● **AIM**
Pick out the lines below that contain the string "color" and copy them all.

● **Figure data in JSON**
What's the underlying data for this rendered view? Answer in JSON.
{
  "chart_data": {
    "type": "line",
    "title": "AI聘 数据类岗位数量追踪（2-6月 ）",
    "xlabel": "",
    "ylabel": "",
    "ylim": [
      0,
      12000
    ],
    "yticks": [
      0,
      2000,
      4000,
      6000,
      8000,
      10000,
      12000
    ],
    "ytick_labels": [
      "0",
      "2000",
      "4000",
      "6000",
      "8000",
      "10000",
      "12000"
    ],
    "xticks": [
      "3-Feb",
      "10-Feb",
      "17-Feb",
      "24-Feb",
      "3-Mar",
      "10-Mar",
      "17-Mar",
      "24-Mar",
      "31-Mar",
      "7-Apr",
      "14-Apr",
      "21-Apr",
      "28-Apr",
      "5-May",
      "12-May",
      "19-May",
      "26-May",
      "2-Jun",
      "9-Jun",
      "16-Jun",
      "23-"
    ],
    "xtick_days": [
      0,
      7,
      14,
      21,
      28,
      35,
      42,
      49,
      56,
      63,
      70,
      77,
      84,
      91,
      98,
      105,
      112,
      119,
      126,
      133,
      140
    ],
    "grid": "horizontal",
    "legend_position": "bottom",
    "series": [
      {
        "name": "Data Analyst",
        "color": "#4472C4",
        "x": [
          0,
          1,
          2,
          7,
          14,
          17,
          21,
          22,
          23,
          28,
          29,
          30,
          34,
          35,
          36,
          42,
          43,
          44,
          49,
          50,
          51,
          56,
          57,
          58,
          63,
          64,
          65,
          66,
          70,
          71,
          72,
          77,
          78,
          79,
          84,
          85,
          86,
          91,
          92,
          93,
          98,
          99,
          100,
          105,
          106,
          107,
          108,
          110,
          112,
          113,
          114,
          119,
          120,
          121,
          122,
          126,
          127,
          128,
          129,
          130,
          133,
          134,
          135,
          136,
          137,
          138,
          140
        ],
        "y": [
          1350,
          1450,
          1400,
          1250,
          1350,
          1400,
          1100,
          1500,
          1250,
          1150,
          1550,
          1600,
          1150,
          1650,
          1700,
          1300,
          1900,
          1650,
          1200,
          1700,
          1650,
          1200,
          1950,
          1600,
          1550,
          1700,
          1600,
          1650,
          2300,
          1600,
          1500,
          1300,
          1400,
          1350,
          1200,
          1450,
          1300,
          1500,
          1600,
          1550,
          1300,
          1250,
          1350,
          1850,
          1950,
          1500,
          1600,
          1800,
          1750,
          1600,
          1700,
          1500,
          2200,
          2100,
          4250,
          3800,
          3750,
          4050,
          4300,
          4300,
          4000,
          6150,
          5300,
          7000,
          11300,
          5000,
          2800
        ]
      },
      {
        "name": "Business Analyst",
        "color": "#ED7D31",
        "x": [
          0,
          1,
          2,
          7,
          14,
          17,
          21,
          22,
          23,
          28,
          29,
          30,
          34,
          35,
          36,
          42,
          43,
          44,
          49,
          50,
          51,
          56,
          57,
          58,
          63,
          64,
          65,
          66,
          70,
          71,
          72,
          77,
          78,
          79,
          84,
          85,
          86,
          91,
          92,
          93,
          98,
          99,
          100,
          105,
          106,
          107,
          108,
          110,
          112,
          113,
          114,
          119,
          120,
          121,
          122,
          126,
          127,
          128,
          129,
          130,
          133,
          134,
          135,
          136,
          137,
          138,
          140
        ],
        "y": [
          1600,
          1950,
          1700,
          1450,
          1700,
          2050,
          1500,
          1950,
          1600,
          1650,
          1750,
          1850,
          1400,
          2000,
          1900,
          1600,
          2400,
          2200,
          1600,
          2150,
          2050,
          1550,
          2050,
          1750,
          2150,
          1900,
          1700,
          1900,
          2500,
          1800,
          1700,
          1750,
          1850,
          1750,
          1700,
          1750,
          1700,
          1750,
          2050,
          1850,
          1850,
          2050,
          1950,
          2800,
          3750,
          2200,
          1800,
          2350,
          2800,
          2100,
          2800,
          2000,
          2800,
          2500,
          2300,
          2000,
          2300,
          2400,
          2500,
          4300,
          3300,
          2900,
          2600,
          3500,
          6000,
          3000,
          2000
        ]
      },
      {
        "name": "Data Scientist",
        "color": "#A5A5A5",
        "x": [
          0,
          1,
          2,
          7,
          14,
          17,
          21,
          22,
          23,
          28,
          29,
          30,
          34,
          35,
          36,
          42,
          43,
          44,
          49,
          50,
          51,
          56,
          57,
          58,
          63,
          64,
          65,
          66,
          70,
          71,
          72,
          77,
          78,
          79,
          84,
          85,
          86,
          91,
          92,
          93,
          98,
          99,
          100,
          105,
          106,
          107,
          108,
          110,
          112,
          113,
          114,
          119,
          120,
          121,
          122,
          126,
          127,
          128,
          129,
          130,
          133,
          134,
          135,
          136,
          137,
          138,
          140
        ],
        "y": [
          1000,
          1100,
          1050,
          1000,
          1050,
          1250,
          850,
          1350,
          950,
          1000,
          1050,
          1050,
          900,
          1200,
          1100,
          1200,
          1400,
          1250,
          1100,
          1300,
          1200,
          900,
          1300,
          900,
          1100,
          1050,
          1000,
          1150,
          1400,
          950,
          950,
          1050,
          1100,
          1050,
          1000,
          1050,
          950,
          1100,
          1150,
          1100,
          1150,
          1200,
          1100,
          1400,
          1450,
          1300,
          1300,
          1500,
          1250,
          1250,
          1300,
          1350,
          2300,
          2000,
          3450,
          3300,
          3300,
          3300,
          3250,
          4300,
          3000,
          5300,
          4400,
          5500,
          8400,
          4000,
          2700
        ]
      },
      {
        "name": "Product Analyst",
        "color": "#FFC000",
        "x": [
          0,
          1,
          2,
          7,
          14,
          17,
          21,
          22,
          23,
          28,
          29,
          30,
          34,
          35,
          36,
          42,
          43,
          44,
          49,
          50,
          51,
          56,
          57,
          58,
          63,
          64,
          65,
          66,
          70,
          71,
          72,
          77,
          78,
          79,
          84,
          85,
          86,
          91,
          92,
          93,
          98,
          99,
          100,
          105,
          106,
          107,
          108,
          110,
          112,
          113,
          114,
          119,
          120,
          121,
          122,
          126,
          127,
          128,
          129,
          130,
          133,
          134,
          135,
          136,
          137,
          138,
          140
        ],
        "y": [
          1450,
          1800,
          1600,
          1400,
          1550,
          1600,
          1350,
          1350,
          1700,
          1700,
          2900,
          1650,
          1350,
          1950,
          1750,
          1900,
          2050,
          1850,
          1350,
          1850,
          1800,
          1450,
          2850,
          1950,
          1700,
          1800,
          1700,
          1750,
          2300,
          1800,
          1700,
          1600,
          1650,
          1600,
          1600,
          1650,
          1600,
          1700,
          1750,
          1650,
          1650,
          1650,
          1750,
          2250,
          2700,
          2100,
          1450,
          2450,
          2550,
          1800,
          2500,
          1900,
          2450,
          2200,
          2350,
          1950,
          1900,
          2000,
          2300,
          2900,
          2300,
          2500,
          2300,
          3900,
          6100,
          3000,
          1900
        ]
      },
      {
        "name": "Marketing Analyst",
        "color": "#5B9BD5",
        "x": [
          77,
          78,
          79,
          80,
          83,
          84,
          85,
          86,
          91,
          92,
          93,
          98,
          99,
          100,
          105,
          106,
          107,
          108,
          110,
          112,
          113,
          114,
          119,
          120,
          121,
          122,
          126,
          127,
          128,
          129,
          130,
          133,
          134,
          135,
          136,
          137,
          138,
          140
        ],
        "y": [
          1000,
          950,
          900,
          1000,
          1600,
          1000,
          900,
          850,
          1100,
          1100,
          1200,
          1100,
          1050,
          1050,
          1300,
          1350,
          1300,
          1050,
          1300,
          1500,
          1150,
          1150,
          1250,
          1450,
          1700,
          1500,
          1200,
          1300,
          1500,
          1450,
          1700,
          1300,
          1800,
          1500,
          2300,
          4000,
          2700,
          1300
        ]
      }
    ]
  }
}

● **ANSWER TO THIS EXERCISE**
        "color": "#4472C4",
        "color": "#ED7D31",
        "color": "#A5A5A5",
        "color": "#FFC000",
        "color": "#5B9BD5",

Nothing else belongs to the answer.